ESTRATTO DELLA FONTE →
Vicenda complicata quella su cui hanno indagato i finanzieri del Nucleo di polizia economico-finanziaria su delega della Procura di Palermo. Anche per la stessa natura del materiale su cui si è indagato. Nella maggior parte dei casi, secondo Caronia, i colleghi (medici strutturati e specializzandi) nelle schede di dimissioni avrebbero indicato falsamente un codice (“asportazione o demolizione di lesione della parete
toracica”), rispetto a quello reale (“altra asportazione di tessuti molli”).
Registri operatori e dimissioni
In altre circostanze nella diagnosi si parlava di “tumori maligni secondari del polmone” quando invece sarebbe stato giusto registrare i casi alla voce “altre malattie polmonare “.
Il pm Antonio Carchietti, letta la lunga informativa della finanza, ha concluso che “le falsità contestate sono apparse distanti dalla configurazione di condotte penalmente rilevanti”.
Perché l’inchiesta è stata archiviata
Manca il movente della falsificazione: “Nessun vantaggio economico quantificabile ed in ogni caso in grado di conferire reali utilità all’Unità operativa di Chirurgia toracica; nessun profilo ulteriore e diverso che si connoti per rilevanza patrimoniale o per prospettabili utilità idonee a valicare la dimensione
nebulosa del maggior prestigio professionale; nessuna diretta utilità in capo agli indagati”.
I medici, interrogati dal pm, hanno giustificato l’utilizzo di un codice piuttosto che un altro “ed è apparso
in certi casi non incongruo, in altri suscettibile di valutazione discrezionale, in altri ancora potenzialmente scorretto ma ‘sorretto’ da indicazioni operative di massima fornite dal reparto”.
Ad esempio uno dei medici del reparto ha spiegato che “siamo dinanzi ad una patologia di
elastofibroma: nel manuale ministeriale, ricercando il tumore del tessuto connettivo benigno, si comprende che la relativa asportazione – sottovoce lesione – sottovoce sede (parete toracica), legittima il un codice. Il codice che mi viene indicato in contestazione è invece aspecifico, e noi abbiamo l’obbligo di usare le codifiche più specifiche ove possibile”.
Altro esempio: il paziente era affetto da noduli polmonari ma era stato indicato un trattamento chirurgico per l’asportazione di noduli in solo parziale regressione. Non comparivano cellule neoplastiche. “C’era una storia di manifestazione di metastasi polmonari, da ciò il ricorso al codice adottato. È pertanto una questione essenzialmente diagnostica – ha spiegato il chirurgo -. Anche in questo caso la codifica meno specifica avrebbe alterato l’anamnesi e la storia diagnostico-terapeutica del paziente”.

Dati di analisi del layout di pagina →
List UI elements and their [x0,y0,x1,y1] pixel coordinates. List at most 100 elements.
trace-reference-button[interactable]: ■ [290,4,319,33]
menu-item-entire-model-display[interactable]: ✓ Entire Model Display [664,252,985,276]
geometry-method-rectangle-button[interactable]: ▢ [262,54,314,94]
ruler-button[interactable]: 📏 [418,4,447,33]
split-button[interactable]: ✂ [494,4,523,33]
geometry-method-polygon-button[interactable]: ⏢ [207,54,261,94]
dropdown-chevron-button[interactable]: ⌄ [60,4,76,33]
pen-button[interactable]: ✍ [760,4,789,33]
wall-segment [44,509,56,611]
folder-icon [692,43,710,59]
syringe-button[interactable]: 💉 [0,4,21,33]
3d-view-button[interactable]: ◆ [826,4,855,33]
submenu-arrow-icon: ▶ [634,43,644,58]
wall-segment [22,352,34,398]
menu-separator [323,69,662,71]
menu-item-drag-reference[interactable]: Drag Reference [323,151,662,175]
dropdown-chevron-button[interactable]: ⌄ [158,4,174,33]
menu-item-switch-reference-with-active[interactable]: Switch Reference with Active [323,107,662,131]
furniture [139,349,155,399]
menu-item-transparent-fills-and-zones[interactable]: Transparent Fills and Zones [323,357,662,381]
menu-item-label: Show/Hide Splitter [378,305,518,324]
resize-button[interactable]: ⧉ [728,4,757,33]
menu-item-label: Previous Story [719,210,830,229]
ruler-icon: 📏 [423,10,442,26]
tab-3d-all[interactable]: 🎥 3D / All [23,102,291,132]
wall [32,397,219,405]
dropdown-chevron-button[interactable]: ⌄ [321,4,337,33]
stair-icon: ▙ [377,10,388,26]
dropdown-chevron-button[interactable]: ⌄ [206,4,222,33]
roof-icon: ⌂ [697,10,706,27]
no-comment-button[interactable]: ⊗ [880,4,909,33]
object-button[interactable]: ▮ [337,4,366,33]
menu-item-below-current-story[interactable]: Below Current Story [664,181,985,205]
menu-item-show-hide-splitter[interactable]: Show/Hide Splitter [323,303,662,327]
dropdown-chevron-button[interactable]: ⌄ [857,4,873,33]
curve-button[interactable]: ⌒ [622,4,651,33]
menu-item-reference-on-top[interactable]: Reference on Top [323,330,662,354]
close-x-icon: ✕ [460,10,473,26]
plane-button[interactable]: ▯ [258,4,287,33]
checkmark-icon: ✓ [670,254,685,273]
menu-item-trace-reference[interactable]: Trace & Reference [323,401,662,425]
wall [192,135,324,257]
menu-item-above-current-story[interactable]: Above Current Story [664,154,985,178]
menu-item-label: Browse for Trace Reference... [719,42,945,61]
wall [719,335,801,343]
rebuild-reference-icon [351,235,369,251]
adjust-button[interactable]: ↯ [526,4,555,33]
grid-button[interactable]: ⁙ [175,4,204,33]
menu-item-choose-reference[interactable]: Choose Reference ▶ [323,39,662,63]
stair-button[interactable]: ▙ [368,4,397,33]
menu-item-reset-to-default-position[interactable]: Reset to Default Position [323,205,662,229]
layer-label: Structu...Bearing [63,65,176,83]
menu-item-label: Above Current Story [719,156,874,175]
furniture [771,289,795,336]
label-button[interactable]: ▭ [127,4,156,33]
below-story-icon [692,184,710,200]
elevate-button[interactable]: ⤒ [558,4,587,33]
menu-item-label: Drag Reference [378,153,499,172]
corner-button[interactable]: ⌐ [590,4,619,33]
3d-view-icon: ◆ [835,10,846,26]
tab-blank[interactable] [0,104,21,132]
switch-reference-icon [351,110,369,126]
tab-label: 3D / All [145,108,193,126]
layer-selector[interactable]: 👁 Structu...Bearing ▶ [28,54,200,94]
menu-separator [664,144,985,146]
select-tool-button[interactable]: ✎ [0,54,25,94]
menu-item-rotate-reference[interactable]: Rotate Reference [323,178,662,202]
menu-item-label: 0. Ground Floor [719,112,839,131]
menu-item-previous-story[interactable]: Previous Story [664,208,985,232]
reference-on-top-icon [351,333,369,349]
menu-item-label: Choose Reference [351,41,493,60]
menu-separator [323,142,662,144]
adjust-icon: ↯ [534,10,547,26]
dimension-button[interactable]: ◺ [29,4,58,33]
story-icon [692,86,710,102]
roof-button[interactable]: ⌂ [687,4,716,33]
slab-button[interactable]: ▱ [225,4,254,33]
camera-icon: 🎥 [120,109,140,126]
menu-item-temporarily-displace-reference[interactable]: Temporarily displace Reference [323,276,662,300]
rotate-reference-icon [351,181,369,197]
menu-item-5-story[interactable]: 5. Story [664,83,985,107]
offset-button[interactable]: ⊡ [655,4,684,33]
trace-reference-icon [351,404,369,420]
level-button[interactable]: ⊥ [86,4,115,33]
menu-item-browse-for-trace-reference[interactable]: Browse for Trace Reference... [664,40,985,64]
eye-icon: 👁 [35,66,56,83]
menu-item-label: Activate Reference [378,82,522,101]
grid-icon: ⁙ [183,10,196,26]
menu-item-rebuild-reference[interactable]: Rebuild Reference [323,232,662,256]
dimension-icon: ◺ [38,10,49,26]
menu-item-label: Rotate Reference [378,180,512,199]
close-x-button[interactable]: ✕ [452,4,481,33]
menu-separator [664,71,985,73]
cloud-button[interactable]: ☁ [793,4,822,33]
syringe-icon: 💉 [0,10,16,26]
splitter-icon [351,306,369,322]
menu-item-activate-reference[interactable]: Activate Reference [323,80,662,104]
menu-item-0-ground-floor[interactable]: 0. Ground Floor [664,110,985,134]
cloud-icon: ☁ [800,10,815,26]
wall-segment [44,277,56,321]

COMPITO DA SVOLGERE → Come prosegue l'articolo sull'inchiesta archiviata sui codici delle schede di dimissione? Continualo a partire dalla sua ultima frase.

RISPOSTA →
Un altro medico ha ammesso “una svista” nella chiusura della cartella clinica ma “determinata dall’imponente mole di pratiche da vagliare”.
Spiegazioni che hanno convinto prima il pm a chiedere l’archiviazione e poi il Gip a chiudere il caso: “L’insieme dei dati acquisiti induce, pertanto, a ritenere che non in non infrequenti casi, sia dubbia la scorrettezza della opzione per il codice formalizzato. Ma in ogni caso, anche a fronte del ricorso a codici ritenibili non corretti, non si ravvisa alcun profilo sintomatico del dolo del falso in capo ai medici ed agli operatori sottoposti ad indagine”.
La giovane mamma morta
Caronia non si è arreso e ha rilanciato creando scossoni nella sanità pubblica. Il chirurgo, prima tramite il deputato Ismaele La Vardera e poi ai microfoni delle trasmissioni “Lo Stato delle cose” e “Le Iene” ha denunciato i casi di cartelle cliniche falsificate per ottenere rimborsi maggiorati.
Ha fatto ascoltare delle registrazioni audio di conversazioni con i colleghi del reparto, anche su interventi eseguiti male che nei casi più drammatici avrebbero portato anche alla morte. Una giovane mamma di 37 anni, si chiamava Nadia, sarebbe morta per le complicazioni dopo un intervento in anestesia totale che non doveva essere fatto.
Su questo fronte la Procura ha avviato un’inchiesta visto che non c’erano state querele da parte di familiari di pazienti deceduti o che ritenevano di essere stati curati male.